### WORK REQUEST
Retype the records below exactly as they stand, but with no images.

### DATA SUPPLIED

--------------------------------------------------

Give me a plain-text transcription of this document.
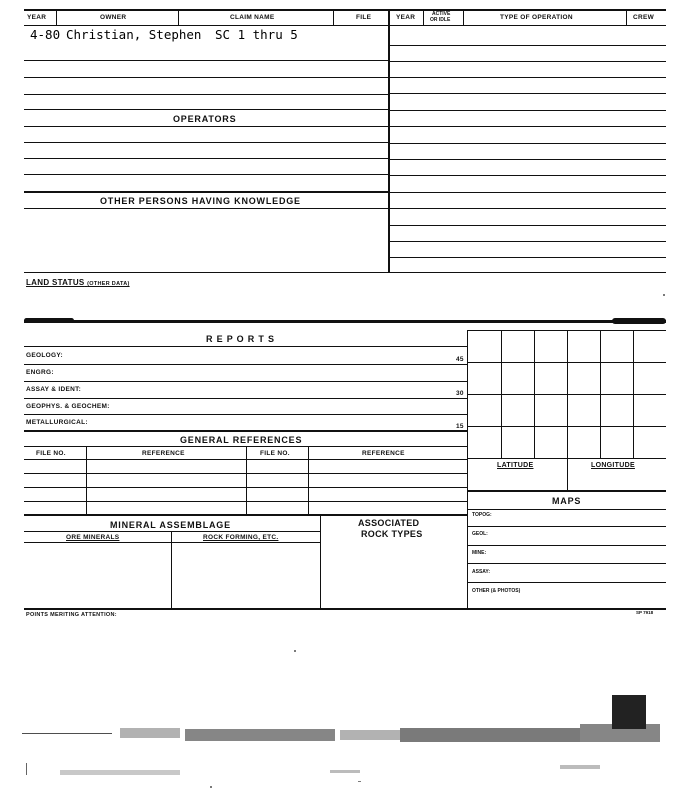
YEAR	OWNER	CLAIM NAME	FILE	YEAR	ACTIVE
OR IDLE	TYPE OF OPERATION	CREW
4-80 Christian, Stephen SC 1 thru 5
OPERATORS
OTHER PERSONS HAVING KNOWLEDGE
LAND STATUS (OTHER DATA)
R E P O R T S
GEOLOGY:
45
ENGRG:
ASSAY & IDENT:
30
GEOPHYS. & GEOCHEM:
METALLURGICAL:
15
GENERAL REFERENCES
FILE NO.	REFERENCE	FILE NO.	REFERENCE
MINERAL ASSEMBLAGE
ORE MINERALS	ROCK FORMING, ETC.
ASSOCIATED
ROCK TYPES
LATITUDE	LONGITUDE
MAPS
TOPOG:
GEOL:
MINE:
ASSAY:
OTHER (& PHOTOS)
POINTS MERITING ATTENTION:	SP 7918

--------------------------------------------------

### RESULT FOR THIS TASK
Give me a plain-text transcription of this document.
YEAR	OWNER	CLAIM NAME	FILE	YEAR	ACTIVE
OR IDLE	TYPE OF OPERATION	CREW
4-80 Christian, Stephen SC 1 thru 5
OPERATORS
OTHER PERSONS HAVING KNOWLEDGE
LAND STATUS (OTHER DATA)
R E P O R T S
GEOLOGY:
45
ENGRG:
ASSAY & IDENT:
30
GEOPHYS. & GEOCHEM:
METALLURGICAL:
15
GENERAL REFERENCES
FILE NO.	REFERENCE	FILE NO.	REFERENCE
MINERAL ASSEMBLAGE
ORE MINERALS	ROCK FORMING, ETC.
ASSOCIATED
ROCK TYPES
LATITUDE	LONGITUDE
MAPS
TOPOG:
GEOL:
MINE:
ASSAY:
OTHER (& PHOTOS)
POINTS MERITING ATTENTION:	SP 7918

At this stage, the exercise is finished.